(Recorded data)

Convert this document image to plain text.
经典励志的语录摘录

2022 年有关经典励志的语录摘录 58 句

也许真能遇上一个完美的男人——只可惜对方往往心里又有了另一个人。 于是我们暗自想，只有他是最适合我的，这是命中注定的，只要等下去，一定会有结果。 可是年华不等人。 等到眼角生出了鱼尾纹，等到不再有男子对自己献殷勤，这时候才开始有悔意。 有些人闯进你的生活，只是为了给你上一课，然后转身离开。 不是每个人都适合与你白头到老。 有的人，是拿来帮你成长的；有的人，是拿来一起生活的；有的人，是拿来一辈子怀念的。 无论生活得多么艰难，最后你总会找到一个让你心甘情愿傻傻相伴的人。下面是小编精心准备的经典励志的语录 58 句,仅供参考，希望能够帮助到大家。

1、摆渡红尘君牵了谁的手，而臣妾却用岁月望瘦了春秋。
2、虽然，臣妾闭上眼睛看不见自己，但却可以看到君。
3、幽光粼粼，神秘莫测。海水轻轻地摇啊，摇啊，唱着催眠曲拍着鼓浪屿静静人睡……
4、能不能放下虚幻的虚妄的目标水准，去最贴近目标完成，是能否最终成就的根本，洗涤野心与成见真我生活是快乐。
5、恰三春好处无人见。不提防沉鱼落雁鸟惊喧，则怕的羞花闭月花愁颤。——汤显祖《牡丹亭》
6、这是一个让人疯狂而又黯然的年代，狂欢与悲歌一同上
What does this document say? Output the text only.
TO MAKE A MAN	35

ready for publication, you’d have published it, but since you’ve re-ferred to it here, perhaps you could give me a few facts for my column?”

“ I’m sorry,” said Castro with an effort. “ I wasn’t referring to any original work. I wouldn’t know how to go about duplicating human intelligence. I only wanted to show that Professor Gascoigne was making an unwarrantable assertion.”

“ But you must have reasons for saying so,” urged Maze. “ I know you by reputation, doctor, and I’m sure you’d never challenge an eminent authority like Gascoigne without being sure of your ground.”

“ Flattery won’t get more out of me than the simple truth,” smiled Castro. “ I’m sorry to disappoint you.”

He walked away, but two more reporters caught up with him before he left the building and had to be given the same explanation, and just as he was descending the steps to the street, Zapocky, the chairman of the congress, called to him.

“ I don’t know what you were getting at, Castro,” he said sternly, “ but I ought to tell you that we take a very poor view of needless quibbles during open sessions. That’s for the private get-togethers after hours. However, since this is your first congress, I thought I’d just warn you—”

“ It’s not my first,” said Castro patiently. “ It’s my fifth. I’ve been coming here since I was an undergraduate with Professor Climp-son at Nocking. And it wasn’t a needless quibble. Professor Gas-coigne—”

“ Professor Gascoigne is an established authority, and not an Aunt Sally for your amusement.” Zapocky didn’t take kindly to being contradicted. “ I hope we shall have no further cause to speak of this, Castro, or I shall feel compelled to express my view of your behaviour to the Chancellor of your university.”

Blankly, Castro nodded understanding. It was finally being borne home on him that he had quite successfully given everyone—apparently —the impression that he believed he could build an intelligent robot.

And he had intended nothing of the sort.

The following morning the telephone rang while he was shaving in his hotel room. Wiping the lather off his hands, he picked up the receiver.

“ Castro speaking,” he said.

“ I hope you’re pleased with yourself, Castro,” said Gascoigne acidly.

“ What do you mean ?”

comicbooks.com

▶ [AIM]: Print the whole listing again, exactly.

▶ [RESPONSE BELOW]:
Convert this document image to plain text.
经典励志的语录摘录

2022 年有关经典励志的语录摘录 58 句

也许真能遇上一个完美的男人——只可惜对方往往心里又有了另一个人。 于是我们暗自想，只有他是最适合我的，这是命中注定的，只要等下去，一定会有结果。 可是年华不等人。 等到眼角生出了鱼尾纹，等到不再有男子对自己献殷勤，这时候才开始有悔意。 有些人闯进你的生活，只是为了给你上一课，然后转身离开。 不是每个人都适合与你白头到老。 有的人，是拿来帮你成长的；有的人，是拿来一起生活的；有的人，是拿来一辈子怀念的。 无论生活得多么艰难，最后你总会找到一个让你心甘情愿傻傻相伴的人。下面是小编精心准备的经典励志的语录 58 句,仅供参考，希望能够帮助到大家。

1、摆渡红尘君牵了谁的手，而臣妾却用岁月望瘦了春秋。
2、虽然，臣妾闭上眼睛看不见自己，但却可以看到君。
3、幽光粼粼，神秘莫测。海水轻轻地摇啊，摇啊，唱着催眠曲拍着鼓浪屿静静人睡……
4、能不能放下虚幻的虚妄的目标水准，去最贴近目标完成，是能否最终成就的根本，洗涤野心与成见真我生活是快乐。
5、恰三春好处无人见。不提防沉鱼落雁鸟惊喧，则怕的羞花闭月花愁颤。——汤显祖《牡丹亭》
6、这是一个让人疯狂而又黯然的年代，狂欢与悲歌一同上
What does this document say? Output the text only.
TO MAKE A MAN	35

ready for publication, you’d have published it, but since you’ve re-ferred to it here, perhaps you could give me a few facts for my column?”

“ I’m sorry,” said Castro with an effort. “ I wasn’t referring to any original work. I wouldn’t know how to go about duplicating human intelligence. I only wanted to show that Professor Gascoigne was making an unwarrantable assertion.”

“ But you must have reasons for saying so,” urged Maze. “ I know you by reputation, doctor, and I’m sure you’d never challenge an eminent authority like Gascoigne without being sure of your ground.”

“ Flattery won’t get more out of me than the simple truth,” smiled Castro. “ I’m sorry to disappoint you.”

He walked away, but two more reporters caught up with him before he left the building and had to be given the same explanation, and just as he was descending the steps to the street, Zapocky, the chairman of the congress, called to him.

“ I don’t know what you were getting at, Castro,” he said sternly, “ but I ought to tell you that we take a very poor view of needless quibbles during open sessions. That’s for the private get-togethers after hours. However, since this is your first congress, I thought I’d just warn you—”

“ It’s not my first,” said Castro patiently. “ It’s my fifth. I’ve been coming here since I was an undergraduate with Professor Climp-son at Nocking. And it wasn’t a needless quibble. Professor Gas-coigne—”

“ Professor Gascoigne is an established authority, and not an Aunt Sally for your amusement.” Zapocky didn’t take kindly to being contradicted. “ I hope we shall have no further cause to speak of this, Castro, or I shall feel compelled to express my view of your behaviour to the Chancellor of your university.”

Blankly, Castro nodded understanding. It was finally being borne home on him that he had quite successfully given everyone—apparently —the impression that he believed he could build an intelligent robot.

And he had intended nothing of the sort.

The following morning the telephone rang while he was shaving in his hotel room. Wiping the lather off his hands, he picked up the receiver.

“ Castro speaking,” he said.

“ I hope you’re pleased with yourself, Castro,” said Gascoigne acidly.

“ What do you mean ?”

comicbooks.com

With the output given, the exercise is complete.